» **Problem statement**
Report all lines from the entries below in which "نفره" appears.

Entries with figure data
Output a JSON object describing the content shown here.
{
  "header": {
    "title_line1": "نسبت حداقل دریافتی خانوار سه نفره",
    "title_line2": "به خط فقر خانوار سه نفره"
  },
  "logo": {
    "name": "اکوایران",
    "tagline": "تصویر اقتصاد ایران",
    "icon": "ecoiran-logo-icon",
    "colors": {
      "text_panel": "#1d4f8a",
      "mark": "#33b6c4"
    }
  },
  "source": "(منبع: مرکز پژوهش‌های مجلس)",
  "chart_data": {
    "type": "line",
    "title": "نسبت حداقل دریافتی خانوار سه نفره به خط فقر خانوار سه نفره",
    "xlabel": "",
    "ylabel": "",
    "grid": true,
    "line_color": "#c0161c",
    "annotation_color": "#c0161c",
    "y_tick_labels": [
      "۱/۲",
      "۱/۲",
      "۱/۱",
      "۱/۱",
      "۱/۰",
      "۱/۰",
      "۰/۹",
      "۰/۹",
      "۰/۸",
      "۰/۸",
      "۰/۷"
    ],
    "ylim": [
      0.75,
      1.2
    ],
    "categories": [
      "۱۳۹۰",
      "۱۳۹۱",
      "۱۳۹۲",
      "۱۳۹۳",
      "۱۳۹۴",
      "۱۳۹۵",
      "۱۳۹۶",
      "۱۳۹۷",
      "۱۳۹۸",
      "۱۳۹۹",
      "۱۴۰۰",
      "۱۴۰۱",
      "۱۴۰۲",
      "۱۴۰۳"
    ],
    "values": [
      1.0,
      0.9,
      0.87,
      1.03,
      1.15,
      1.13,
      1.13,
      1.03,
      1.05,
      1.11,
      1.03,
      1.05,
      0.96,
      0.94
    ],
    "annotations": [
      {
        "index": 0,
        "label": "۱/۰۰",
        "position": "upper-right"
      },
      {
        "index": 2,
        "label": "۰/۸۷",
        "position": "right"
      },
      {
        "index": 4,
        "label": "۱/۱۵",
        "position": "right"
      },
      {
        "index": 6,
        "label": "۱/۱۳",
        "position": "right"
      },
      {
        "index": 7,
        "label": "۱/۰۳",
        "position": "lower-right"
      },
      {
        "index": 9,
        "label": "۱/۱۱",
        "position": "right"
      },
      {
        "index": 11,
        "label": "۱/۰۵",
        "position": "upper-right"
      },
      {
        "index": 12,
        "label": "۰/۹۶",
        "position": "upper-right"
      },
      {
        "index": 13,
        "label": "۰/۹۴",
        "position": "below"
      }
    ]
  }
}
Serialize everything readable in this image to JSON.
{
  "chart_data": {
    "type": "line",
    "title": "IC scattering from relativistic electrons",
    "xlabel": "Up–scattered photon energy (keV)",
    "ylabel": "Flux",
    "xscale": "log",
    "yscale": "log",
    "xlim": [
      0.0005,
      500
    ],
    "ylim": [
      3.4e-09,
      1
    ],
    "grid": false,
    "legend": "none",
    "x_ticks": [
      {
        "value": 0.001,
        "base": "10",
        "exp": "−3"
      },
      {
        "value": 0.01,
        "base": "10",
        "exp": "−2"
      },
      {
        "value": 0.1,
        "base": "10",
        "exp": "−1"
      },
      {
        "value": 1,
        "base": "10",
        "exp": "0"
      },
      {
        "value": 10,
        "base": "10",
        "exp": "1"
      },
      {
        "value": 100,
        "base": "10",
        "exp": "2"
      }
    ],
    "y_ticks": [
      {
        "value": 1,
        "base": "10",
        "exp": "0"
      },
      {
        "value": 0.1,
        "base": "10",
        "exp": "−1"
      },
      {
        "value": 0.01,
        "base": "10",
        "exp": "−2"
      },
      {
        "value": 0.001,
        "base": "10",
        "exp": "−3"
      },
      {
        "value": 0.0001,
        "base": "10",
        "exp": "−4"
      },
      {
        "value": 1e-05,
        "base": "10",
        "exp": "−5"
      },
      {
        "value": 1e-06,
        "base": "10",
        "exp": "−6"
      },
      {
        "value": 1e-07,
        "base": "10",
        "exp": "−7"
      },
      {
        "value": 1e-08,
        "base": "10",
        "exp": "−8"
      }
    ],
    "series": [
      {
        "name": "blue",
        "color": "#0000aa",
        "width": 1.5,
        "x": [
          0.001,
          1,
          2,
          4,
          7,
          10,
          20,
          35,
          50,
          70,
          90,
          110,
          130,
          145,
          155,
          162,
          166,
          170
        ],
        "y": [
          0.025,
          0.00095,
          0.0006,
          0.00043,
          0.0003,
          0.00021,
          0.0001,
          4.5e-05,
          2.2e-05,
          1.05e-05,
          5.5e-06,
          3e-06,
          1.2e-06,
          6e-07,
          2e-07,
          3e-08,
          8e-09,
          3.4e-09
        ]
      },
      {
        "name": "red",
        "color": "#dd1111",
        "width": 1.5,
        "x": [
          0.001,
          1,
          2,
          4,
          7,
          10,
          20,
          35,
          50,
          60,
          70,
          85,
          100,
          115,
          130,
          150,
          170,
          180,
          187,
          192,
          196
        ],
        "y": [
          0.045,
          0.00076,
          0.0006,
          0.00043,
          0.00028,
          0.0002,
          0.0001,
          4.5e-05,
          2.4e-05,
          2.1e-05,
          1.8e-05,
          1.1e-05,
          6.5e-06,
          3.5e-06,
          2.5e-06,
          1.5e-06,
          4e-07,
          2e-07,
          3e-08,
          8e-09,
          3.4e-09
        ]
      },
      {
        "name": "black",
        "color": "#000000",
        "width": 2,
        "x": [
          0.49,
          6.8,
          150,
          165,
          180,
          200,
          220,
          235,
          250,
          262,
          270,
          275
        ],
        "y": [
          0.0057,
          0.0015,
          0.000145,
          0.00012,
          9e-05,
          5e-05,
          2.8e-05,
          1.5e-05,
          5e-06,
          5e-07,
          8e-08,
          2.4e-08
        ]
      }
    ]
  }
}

» **Exercise solution**
    "title_line1": "نسبت حداقل دریافتی خانوار سه نفره",
    "title_line2": "به خط فقر خانوار سه نفره"
    "title": "نسبت حداقل دریافتی خانوار سه نفره به خط فقر خانوار سه نفره",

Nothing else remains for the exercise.